### Problem to work on
Give the number of lines in the data that hold the string "streak". Nothing else is needed.

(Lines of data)

----------

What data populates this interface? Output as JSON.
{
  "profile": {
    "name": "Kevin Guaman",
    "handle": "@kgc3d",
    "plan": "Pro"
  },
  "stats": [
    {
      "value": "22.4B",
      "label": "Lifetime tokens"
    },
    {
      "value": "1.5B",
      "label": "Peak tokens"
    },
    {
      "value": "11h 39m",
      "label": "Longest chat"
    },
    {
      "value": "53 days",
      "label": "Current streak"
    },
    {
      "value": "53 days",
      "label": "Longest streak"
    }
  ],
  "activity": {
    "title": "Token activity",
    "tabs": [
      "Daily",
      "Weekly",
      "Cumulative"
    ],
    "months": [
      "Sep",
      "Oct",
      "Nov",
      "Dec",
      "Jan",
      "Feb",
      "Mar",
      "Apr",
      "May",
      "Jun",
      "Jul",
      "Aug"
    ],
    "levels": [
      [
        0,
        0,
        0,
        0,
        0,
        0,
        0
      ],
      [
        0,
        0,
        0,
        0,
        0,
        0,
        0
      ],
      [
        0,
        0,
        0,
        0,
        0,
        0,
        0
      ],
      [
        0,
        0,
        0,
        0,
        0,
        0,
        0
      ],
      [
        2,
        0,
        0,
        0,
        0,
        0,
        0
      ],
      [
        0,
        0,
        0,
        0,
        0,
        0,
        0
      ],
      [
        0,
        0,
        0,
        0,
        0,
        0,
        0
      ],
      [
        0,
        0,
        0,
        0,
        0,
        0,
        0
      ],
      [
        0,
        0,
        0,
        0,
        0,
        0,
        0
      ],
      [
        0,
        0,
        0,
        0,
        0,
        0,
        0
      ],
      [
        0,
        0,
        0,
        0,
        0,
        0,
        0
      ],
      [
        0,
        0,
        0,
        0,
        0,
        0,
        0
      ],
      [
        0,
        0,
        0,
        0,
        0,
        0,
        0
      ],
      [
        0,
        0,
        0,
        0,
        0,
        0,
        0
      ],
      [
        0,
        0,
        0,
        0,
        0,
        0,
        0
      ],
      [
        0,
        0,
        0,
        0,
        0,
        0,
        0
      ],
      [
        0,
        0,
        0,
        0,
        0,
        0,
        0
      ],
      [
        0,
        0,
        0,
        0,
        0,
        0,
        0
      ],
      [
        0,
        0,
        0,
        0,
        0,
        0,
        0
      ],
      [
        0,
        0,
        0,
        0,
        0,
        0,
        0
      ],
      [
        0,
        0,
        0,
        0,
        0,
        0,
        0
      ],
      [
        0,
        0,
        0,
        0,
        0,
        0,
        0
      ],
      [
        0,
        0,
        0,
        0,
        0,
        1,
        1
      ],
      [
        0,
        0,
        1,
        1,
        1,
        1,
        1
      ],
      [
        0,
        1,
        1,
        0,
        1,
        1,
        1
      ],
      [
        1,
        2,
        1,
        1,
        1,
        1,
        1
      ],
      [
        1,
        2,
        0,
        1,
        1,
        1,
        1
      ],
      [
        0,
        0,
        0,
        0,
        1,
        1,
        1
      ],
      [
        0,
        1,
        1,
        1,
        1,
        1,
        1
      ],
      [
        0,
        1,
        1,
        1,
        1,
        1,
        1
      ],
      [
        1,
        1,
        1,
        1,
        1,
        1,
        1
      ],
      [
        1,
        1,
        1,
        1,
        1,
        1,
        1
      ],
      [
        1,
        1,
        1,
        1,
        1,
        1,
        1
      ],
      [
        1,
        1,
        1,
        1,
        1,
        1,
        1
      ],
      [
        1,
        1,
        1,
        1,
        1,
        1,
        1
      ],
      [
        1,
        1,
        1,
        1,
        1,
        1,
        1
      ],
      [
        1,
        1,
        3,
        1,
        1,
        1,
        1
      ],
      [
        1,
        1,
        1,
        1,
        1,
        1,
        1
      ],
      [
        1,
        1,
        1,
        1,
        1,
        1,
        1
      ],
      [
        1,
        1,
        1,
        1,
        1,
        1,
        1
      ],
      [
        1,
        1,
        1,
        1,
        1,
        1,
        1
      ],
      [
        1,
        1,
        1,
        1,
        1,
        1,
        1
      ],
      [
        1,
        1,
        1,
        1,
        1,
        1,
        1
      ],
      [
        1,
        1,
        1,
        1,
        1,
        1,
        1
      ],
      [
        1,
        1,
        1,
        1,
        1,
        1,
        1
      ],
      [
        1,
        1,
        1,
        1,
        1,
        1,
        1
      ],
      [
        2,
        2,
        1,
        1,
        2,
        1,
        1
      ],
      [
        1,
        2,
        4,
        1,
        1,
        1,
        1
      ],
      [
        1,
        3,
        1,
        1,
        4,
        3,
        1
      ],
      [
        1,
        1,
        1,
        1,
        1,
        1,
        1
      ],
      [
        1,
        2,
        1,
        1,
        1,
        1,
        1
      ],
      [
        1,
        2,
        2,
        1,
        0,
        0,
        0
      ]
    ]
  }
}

----------

### Correct result
2